— Start —

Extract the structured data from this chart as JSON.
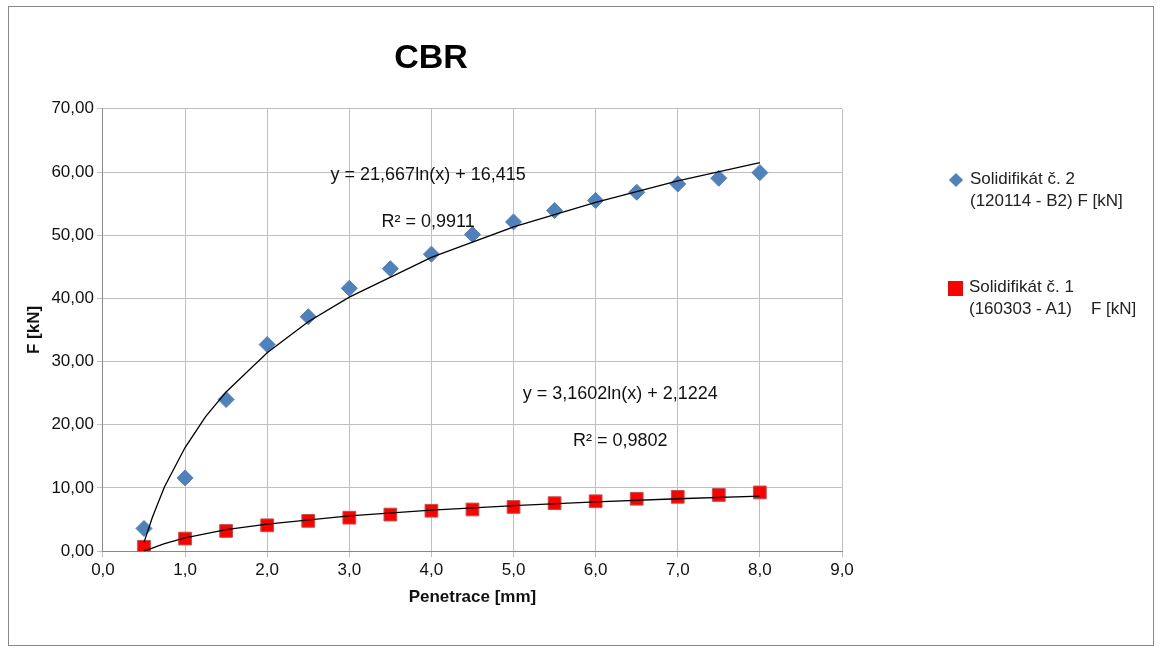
{
  "chart_data": {
    "type": "scatter",
    "title": "CBR",
    "xlabel": "Penetrace [mm]",
    "ylabel": "F [kN]",
    "xlim": [
      0,
      9
    ],
    "xticks": [
      {
        "value": 0,
        "label": "0,0"
      },
      {
        "value": 1,
        "label": "1,0"
      },
      {
        "value": 2,
        "label": "2,0"
      },
      {
        "value": 3,
        "label": "3,0"
      },
      {
        "value": 4,
        "label": "4,0"
      },
      {
        "value": 5,
        "label": "5,0"
      },
      {
        "value": 6,
        "label": "6,0"
      },
      {
        "value": 7,
        "label": "7,0"
      },
      {
        "value": 8,
        "label": "8,0"
      },
      {
        "value": 9,
        "label": "9,0"
      }
    ],
    "ylim": [
      0,
      70
    ],
    "yticks": [
      {
        "value": 0,
        "label": "0,00"
      },
      {
        "value": 10,
        "label": "10,00"
      },
      {
        "value": 20,
        "label": "20,00"
      },
      {
        "value": 30,
        "label": "30,00"
      },
      {
        "value": 40,
        "label": "40,00"
      },
      {
        "value": 50,
        "label": "50,00"
      },
      {
        "value": 60,
        "label": "60,00"
      },
      {
        "value": 70,
        "label": "70,00"
      }
    ],
    "grid": true,
    "legend": "right",
    "series": [
      {
        "name": "Solidifikát č. 2 (120114 - B2) F [kN]",
        "color": "#4f81bd",
        "marker": "diamond",
        "x": [
          0.5,
          1,
          1.5,
          2,
          2.5,
          3,
          3.5,
          4,
          4.5,
          5,
          5.5,
          6,
          6.5,
          7,
          7.5,
          8
        ],
        "values": [
          3.6,
          11.6,
          24.0,
          32.7,
          37.1,
          41.6,
          44.7,
          47.0,
          50.1,
          52.1,
          53.9,
          55.5,
          56.8,
          58.1,
          59.0,
          59.9
        ]
      },
      {
        "name": "Solidifikát č. 1 (160303 - A1)    F [kN]",
        "color": "#ff0000",
        "marker": "square",
        "x": [
          0.5,
          1,
          1.5,
          2,
          2.5,
          3,
          3.5,
          4,
          4.5,
          5,
          5.5,
          6,
          6.5,
          7,
          7.5,
          8
        ],
        "values": [
          0.7,
          2.0,
          3.2,
          4.1,
          4.8,
          5.3,
          5.8,
          6.4,
          6.6,
          7.0,
          7.6,
          7.9,
          8.3,
          8.6,
          8.9,
          9.3
        ]
      },
      {
        "type": "line",
        "color": "#000000",
        "marker": "none",
        "x": [
          0.5,
          0.6,
          0.75,
          1,
          1.25,
          1.5,
          2,
          2.5,
          3,
          4,
          5,
          6,
          7,
          8
        ],
        "values": [
          1.4,
          5.3,
          10.2,
          16.4,
          21.3,
          25.2,
          31.4,
          36.3,
          40.2,
          46.5,
          51.3,
          55.2,
          58.6,
          61.5
        ]
      },
      {
        "type": "line",
        "color": "#000000",
        "marker": "none",
        "x": [
          0.5,
          0.75,
          1,
          1.5,
          2,
          3,
          4,
          5,
          6,
          7,
          8
        ],
        "values": [
          0.0,
          1.2,
          2.1,
          3.4,
          4.3,
          5.6,
          6.5,
          7.2,
          7.8,
          8.3,
          8.7
        ]
      }
    ],
    "annotations": [
      "y = 21,667ln(x) + 16,415",
      "R² = 0,9911",
      "y = 3,1602ln(x) + 2,1224",
      "R² = 0,9802"
    ]
  }
}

— End —

Exercise:
Leave the pictures out and write out every entry exactly as given.

The solution:
Extract the structured data from this chart as JSON.
{
  "chart_data": {
    "type": "scatter",
    "title": "CBR",
    "xlabel": "Penetrace [mm]",
    "ylabel": "F [kN]",
    "xlim": [
      0,
      9
    ],
    "xticks": [
      {
        "value": 0,
        "label": "0,0"
      },
      {
        "value": 1,
        "label": "1,0"
      },
      {
        "value": 2,
        "label": "2,0"
      },
      {
        "value": 3,
        "label": "3,0"
      },
      {
        "value": 4,
        "label": "4,0"
      },
      {
        "value": 5,
        "label": "5,0"
      },
      {
        "value": 6,
        "label": "6,0"
      },
      {
        "value": 7,
        "label": "7,0"
      },
      {
        "value": 8,
        "label": "8,0"
      },
      {
        "value": 9,
        "label": "9,0"
      }
    ],
    "ylim": [
      0,
      70
    ],
    "yticks": [
      {
        "value": 0,
        "label": "0,00"
      },
      {
        "value": 10,
        "label": "10,00"
      },
      {
        "value": 20,
        "label": "20,00"
      },
      {
        "value": 30,
        "label": "30,00"
      },
      {
        "value": 40,
        "label": "40,00"
      },
      {
        "value": 50,
        "label": "50,00"
      },
      {
        "value": 60,
        "label": "60,00"
      },
      {
        "value": 70,
        "label": "70,00"
      }
    ],
    "grid": true,
    "legend": "right",
    "series": [
      {
        "name": "Solidifikát č. 2 (120114 - B2) F [kN]",
        "color": "#4f81bd",
        "marker": "diamond",
        "x": [
          0.5,
          1,
          1.5,
          2,
          2.5,
          3,
          3.5,
          4,
          4.5,
          5,
          5.5,
          6,
          6.5,
          7,
          7.5,
          8
        ],
        "values": [
          3.6,
          11.6,
          24.0,
          32.7,
          37.1,
          41.6,
          44.7,
          47.0,
          50.1,
          52.1,
          53.9,
          55.5,
          56.8,
          58.1,
          59.0,
          59.9
        ]
      },
      {
        "name": "Solidifikát č. 1 (160303 - A1)    F [kN]",
        "color": "#ff0000",
        "marker": "square",
        "x": [
          0.5,
          1,
          1.5,
          2,
          2.5,
          3,
          3.5,
          4,
          4.5,
          5,
          5.5,
          6,
          6.5,
          7,
          7.5,
          8
        ],
        "values": [
          0.7,
          2.0,
          3.2,
          4.1,
          4.8,
          5.3,
          5.8,
          6.4,
          6.6,
          7.0,
          7.6,
          7.9,
          8.3,
          8.6,
          8.9,
          9.3
        ]
      },
      {
        "type": "line",
        "color": "#000000",
        "marker": "none",
        "x": [
          0.5,
          0.6,
          0.75,
          1,
          1.25,
          1.5,
          2,
          2.5,
          3,
          4,
          5,
          6,
          7,
          8
        ],
        "values": [
          1.4,
          5.3,
          10.2,
          16.4,
          21.3,
          25.2,
          31.4,
          36.3,
          40.2,
          46.5,
          51.3,
          55.2,
          58.6,
          61.5
        ]
      },
      {
        "type": "line",
        "color": "#000000",
        "marker": "none",
        "x": [
          0.5,
          0.75,
          1,
          1.5,
          2,
          3,
          4,
          5,
          6,
          7,
          8
        ],
        "values": [
          0.0,
          1.2,
          2.1,
          3.4,
          4.3,
          5.6,
          6.5,
          7.2,
          7.8,
          8.3,
          8.7
        ]
      }
    ],
    "annotations": [
      "y = 21,667ln(x) + 16,415",
      "R² = 0,9911",
      "y = 3,1602ln(x) + 2,1224",
      "R² = 0,9802"
    ]
  }
}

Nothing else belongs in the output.